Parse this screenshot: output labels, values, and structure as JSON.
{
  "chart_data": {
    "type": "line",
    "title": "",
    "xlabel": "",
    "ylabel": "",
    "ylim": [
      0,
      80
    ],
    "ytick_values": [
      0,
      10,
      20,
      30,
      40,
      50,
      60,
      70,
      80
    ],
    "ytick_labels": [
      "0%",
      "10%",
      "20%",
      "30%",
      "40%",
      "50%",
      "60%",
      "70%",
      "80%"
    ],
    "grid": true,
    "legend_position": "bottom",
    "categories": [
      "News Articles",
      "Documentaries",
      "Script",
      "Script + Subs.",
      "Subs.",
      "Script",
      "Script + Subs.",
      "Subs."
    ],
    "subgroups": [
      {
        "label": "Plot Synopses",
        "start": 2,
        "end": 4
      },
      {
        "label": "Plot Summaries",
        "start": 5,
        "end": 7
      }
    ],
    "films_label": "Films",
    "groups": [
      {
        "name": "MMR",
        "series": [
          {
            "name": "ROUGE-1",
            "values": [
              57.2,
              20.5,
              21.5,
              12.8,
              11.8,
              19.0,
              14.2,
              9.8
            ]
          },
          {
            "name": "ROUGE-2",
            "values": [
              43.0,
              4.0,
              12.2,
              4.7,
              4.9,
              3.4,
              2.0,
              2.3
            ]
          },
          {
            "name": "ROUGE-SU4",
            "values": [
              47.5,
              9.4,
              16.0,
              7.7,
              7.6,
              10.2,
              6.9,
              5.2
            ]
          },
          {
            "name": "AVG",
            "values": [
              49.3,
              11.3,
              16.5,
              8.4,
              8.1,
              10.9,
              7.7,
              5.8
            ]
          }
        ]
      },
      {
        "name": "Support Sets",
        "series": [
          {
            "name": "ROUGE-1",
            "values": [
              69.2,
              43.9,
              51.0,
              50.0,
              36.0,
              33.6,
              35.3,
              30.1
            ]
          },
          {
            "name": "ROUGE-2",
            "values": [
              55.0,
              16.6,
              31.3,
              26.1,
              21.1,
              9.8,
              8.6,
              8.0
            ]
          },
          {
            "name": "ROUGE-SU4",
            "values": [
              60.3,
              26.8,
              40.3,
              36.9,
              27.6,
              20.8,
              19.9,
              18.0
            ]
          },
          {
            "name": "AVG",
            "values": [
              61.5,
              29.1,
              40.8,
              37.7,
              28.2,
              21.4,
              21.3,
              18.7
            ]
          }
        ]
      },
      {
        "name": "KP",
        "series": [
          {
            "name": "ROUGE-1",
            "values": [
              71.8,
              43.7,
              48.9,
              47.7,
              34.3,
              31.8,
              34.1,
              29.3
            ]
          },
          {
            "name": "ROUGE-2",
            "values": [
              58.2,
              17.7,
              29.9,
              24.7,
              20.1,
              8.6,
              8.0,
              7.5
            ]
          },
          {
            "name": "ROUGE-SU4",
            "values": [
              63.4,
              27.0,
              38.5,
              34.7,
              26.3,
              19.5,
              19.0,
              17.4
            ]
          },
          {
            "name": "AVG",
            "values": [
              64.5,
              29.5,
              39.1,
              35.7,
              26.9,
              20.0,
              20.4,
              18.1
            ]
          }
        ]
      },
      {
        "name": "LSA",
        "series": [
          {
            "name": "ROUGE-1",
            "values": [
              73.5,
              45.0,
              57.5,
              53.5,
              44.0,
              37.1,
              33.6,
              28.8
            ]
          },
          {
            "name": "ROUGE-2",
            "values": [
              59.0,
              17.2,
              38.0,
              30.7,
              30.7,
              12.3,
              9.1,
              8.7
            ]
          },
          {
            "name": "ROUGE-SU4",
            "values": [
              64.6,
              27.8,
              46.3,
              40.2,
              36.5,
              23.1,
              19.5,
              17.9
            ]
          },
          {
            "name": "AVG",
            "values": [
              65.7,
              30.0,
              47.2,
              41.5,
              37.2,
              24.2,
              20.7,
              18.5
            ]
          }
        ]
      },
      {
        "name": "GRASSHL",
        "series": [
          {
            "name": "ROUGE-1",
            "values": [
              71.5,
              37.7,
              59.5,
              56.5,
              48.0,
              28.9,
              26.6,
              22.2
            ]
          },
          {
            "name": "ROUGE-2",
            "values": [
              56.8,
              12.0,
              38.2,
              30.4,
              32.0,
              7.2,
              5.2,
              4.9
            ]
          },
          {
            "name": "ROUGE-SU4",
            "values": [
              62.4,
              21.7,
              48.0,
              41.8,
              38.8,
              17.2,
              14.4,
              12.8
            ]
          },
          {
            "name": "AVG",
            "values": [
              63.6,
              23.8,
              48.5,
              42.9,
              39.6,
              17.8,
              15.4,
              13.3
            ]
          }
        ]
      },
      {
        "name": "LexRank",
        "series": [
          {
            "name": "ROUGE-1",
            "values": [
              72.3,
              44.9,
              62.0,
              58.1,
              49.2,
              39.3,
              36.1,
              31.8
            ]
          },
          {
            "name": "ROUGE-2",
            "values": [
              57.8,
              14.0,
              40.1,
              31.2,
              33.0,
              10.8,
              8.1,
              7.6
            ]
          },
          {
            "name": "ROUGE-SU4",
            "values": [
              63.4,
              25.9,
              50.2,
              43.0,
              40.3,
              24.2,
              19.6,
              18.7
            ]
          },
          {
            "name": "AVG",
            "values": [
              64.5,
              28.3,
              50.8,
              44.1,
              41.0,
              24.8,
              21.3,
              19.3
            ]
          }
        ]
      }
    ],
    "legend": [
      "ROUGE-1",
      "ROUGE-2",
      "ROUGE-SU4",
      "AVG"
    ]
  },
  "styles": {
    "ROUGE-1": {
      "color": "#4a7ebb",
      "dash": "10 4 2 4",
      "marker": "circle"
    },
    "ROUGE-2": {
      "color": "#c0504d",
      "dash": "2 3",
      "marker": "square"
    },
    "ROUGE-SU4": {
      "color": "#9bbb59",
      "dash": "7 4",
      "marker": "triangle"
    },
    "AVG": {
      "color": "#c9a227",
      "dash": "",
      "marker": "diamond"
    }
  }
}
============
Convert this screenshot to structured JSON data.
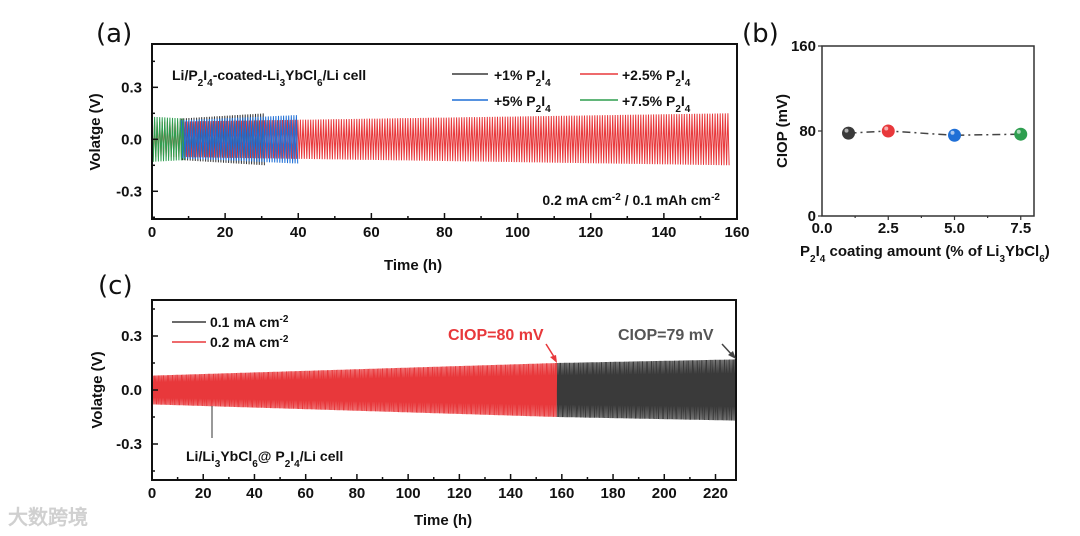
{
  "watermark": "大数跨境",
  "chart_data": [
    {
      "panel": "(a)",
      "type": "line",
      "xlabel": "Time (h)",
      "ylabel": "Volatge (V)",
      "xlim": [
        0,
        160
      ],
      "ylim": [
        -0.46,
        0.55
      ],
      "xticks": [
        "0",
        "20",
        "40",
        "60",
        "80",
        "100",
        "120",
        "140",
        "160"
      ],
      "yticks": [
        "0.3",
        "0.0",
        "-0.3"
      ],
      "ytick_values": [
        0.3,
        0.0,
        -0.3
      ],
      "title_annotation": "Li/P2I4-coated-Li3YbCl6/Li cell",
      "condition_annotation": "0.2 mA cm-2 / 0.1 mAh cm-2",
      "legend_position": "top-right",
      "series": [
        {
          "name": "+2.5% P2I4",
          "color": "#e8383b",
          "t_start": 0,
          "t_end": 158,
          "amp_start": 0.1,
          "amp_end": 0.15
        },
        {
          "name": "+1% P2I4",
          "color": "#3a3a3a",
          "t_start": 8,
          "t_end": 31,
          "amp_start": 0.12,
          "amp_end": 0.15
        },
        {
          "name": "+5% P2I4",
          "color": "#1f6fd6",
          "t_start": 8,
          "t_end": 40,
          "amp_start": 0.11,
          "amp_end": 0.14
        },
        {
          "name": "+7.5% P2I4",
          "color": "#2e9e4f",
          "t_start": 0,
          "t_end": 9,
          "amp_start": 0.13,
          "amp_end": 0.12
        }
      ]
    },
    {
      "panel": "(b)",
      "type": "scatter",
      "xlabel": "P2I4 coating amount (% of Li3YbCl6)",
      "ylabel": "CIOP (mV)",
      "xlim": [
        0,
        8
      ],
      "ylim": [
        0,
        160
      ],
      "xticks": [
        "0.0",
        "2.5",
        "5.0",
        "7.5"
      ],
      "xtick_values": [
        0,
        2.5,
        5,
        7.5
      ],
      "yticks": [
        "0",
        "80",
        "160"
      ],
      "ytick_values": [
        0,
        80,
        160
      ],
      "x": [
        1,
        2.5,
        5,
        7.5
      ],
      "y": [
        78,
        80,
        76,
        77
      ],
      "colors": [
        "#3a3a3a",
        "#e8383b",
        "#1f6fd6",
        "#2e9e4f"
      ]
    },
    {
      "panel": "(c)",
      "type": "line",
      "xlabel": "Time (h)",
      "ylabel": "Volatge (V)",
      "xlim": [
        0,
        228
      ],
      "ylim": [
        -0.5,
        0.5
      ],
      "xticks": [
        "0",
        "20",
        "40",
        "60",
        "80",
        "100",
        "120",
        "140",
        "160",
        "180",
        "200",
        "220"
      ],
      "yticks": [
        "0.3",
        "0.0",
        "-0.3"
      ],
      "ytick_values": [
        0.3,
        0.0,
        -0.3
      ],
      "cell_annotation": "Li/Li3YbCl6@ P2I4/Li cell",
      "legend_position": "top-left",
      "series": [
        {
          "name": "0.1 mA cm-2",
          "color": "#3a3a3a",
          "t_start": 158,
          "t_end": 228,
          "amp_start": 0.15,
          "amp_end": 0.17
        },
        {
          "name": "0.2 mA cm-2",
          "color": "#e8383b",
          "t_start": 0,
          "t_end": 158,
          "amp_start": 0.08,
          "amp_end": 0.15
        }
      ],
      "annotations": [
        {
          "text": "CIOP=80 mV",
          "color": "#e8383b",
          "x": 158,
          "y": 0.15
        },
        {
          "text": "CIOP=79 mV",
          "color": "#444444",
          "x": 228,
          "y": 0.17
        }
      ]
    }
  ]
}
============
● **THE REQUEST**
Copy every line of the listing where the word "Plot" appears.

● **WRITTEN RESPONSE**
        "label": "Plot Synopses",
        "label": "Plot Summaries",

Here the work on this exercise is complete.